## INSTRUCTIONS FOR THE TASK
Copy out the listing, swapping each occurrence of "data-point" for "point" and leaving everything else unchanged. Omit the pictures.

BEGIN RAW DATA

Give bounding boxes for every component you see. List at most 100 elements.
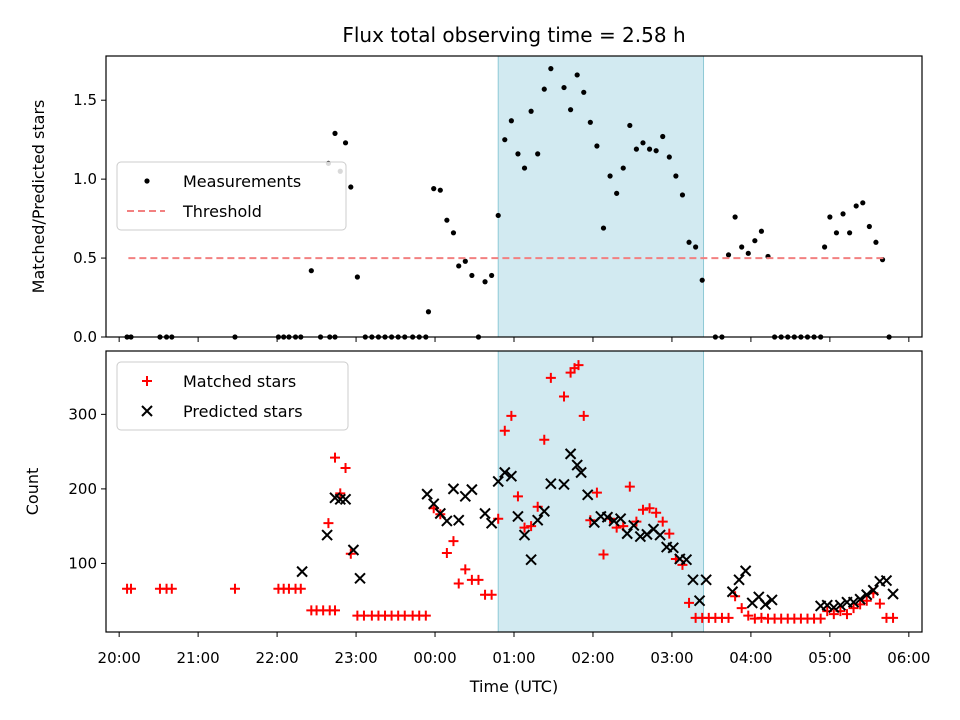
data-point: [323, 518, 334, 529]
data-point: [521, 165, 528, 171]
data-point: [598, 549, 609, 560]
y-axis-label: Matched/Predicted stars: [29, 100, 48, 294]
data-point: [526, 521, 537, 532]
data-point: [673, 173, 679, 179]
data-point: [874, 598, 885, 609]
data-point: [687, 574, 699, 586]
data-point: [567, 107, 574, 113]
data-point: [821, 599, 833, 611]
y-tick-label: 200: [68, 480, 97, 498]
data-point: [506, 410, 517, 421]
data-point: [492, 475, 504, 488]
data-point: [528, 108, 534, 114]
y-axis-label: Count: [23, 468, 42, 516]
data-point: [466, 483, 478, 496]
data-point: [448, 536, 459, 547]
data-point: [561, 84, 567, 91]
data-point: [340, 463, 351, 474]
data-point: [295, 583, 306, 594]
data-point: [126, 583, 137, 594]
data-point: [679, 192, 686, 198]
data-point: [628, 519, 640, 532]
data-point: [512, 510, 524, 523]
data-point: [450, 230, 457, 236]
legend-marker: [144, 178, 150, 184]
data-point: [460, 564, 471, 575]
data-point: [736, 603, 747, 614]
data-point: [495, 212, 501, 219]
data-point: [644, 503, 655, 514]
data-point: [545, 372, 556, 383]
data-point: [651, 507, 662, 518]
data-point: [441, 547, 452, 558]
data-point: [505, 470, 518, 482]
data-point: [833, 230, 840, 236]
x-tick-label: 23:00: [334, 649, 377, 667]
data-point: [653, 148, 659, 154]
data-point: [512, 491, 523, 502]
x-tick-label: 04:00: [729, 649, 772, 667]
data-point: [485, 517, 498, 529]
data-point: [867, 584, 880, 596]
data-point: [866, 223, 872, 230]
data-point: [664, 528, 675, 539]
legend-label: Threshold: [182, 202, 262, 221]
data-point: [453, 514, 465, 526]
data-point: [425, 309, 432, 315]
x-axis-label: Time (UTC): [469, 677, 558, 696]
y-tick-label: 300: [68, 405, 97, 423]
data-point: [686, 239, 692, 245]
data-point: [693, 244, 699, 250]
data-point: [888, 612, 899, 623]
data-point: [296, 565, 308, 578]
data-point: [508, 118, 514, 124]
data-point: [637, 504, 648, 515]
data-point: [860, 200, 866, 206]
legend-label: Measurements: [183, 172, 301, 191]
data-point: [581, 89, 587, 95]
data-point: [620, 165, 626, 171]
data-point: [574, 72, 580, 78]
data-point: [693, 594, 706, 607]
data-point: [684, 597, 695, 608]
data-point: [633, 146, 640, 152]
data-point: [308, 268, 314, 274]
data-point: [730, 591, 741, 602]
y-tick-label: 0.5: [73, 249, 97, 267]
data-point: [444, 217, 450, 223]
data-point: [342, 140, 349, 146]
data-point: [752, 238, 758, 244]
legend-marker: [141, 405, 153, 417]
data-point: [473, 574, 484, 585]
data-point: [578, 410, 589, 421]
data-point: [723, 612, 734, 623]
data-point: [725, 252, 732, 258]
data-point: [571, 459, 583, 471]
data-point: [743, 610, 754, 621]
data-point: [462, 258, 468, 264]
data-point: [441, 515, 453, 527]
data-point: [456, 263, 462, 269]
data-point: [581, 489, 594, 501]
data-point: [601, 511, 614, 523]
data-point: [229, 583, 240, 594]
data-point: [614, 512, 627, 525]
data-point: [657, 516, 668, 527]
data-point: [575, 466, 587, 479]
chart-title: Flux total observing time = 2.58 h: [342, 23, 685, 47]
legend: Measurements Threshold: [116, 161, 347, 231]
series-predicted-stars: [296, 448, 899, 614]
data-point: [847, 596, 860, 608]
data-point: [354, 572, 366, 585]
y-tick-label: 0.0: [73, 328, 97, 346]
data-point: [594, 143, 600, 149]
data-point: [827, 214, 833, 220]
data-point: [699, 277, 705, 283]
data-point: [421, 488, 433, 500]
data-point: [499, 466, 511, 479]
data-point: [330, 605, 341, 616]
data-point: [759, 598, 772, 611]
data-point: [348, 184, 354, 190]
data-point: [535, 151, 541, 157]
data-point: [431, 186, 437, 192]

END RAW DATA

## COMPLETE ANSWER
Give bounding boxes for every component you see. List at most 100 elements.
point: [323, 518, 334, 529]
point: [521, 165, 528, 171]
point: [598, 549, 609, 560]
y-axis-label: Matched/Predicted stars: [29, 100, 48, 294]
point: [526, 521, 537, 532]
point: [673, 173, 679, 179]
point: [874, 598, 885, 609]
point: [687, 574, 699, 586]
point: [567, 107, 574, 113]
point: [821, 599, 833, 611]
y-tick-label: 200: [68, 480, 97, 498]
point: [506, 410, 517, 421]
point: [492, 475, 504, 488]
point: [528, 108, 534, 114]
y-axis-label: Count: [23, 468, 42, 516]
point: [466, 483, 478, 496]
point: [448, 536, 459, 547]
point: [561, 84, 567, 91]
point: [340, 463, 351, 474]
point: [295, 583, 306, 594]
point: [126, 583, 137, 594]
point: [679, 192, 686, 198]
point: [628, 519, 640, 532]
point: [512, 510, 524, 523]
point: [450, 230, 457, 236]
legend-marker: [144, 178, 150, 184]
point: [460, 564, 471, 575]
point: [736, 603, 747, 614]
point: [495, 212, 501, 219]
point: [644, 503, 655, 514]
point: [545, 372, 556, 383]
point: [651, 507, 662, 518]
point: [441, 547, 452, 558]
point: [505, 470, 518, 482]
point: [833, 230, 840, 236]
x-tick-label: 23:00: [334, 649, 377, 667]
point: [653, 148, 659, 154]
point: [512, 491, 523, 502]
x-tick-label: 04:00: [729, 649, 772, 667]
point: [485, 517, 498, 529]
point: [867, 584, 880, 596]
point: [866, 223, 872, 230]
point: [664, 528, 675, 539]
legend-label: Threshold: [182, 202, 262, 221]
point: [453, 514, 465, 526]
point: [425, 309, 432, 315]
x-axis-label: Time (UTC): [469, 677, 558, 696]
y-tick-label: 300: [68, 405, 97, 423]
point: [686, 239, 692, 245]
point: [693, 244, 699, 250]
point: [888, 612, 899, 623]
point: [296, 565, 308, 578]
point: [508, 118, 514, 124]
point: [637, 504, 648, 515]
point: [860, 200, 866, 206]
legend-label: Measurements: [183, 172, 301, 191]
point: [581, 89, 587, 95]
point: [620, 165, 626, 171]
point: [574, 72, 580, 78]
point: [693, 594, 706, 607]
point: [684, 597, 695, 608]
point: [633, 146, 640, 152]
point: [308, 268, 314, 274]
point: [730, 591, 741, 602]
y-tick-label: 0.5: [73, 249, 97, 267]
point: [444, 217, 450, 223]
point: [342, 140, 349, 146]
point: [752, 238, 758, 244]
legend-marker: [141, 405, 153, 417]
point: [473, 574, 484, 585]
point: [578, 410, 589, 421]
point: [723, 612, 734, 623]
point: [725, 252, 732, 258]
point: [571, 459, 583, 471]
point: [743, 610, 754, 621]
point: [462, 258, 468, 264]
point: [441, 515, 453, 527]
point: [456, 263, 462, 269]
point: [581, 489, 594, 501]
point: [601, 511, 614, 523]
point: [229, 583, 240, 594]
point: [614, 512, 627, 525]
point: [657, 516, 668, 527]
point: [575, 466, 587, 479]
chart-title: Flux total observing time = 2.58 h: [342, 23, 685, 47]
legend: Measurements Threshold: [116, 161, 347, 231]
series-predicted-stars: [296, 448, 899, 614]
point: [847, 596, 860, 608]
point: [354, 572, 366, 585]
y-tick-label: 0.0: [73, 328, 97, 346]
point: [594, 143, 600, 149]
point: [827, 214, 833, 220]
point: [699, 277, 705, 283]
point: [421, 488, 433, 500]
point: [499, 466, 511, 479]
point: [330, 605, 341, 616]
point: [759, 598, 772, 611]
point: [348, 184, 354, 190]
point: [535, 151, 541, 157]
point: [431, 186, 437, 192]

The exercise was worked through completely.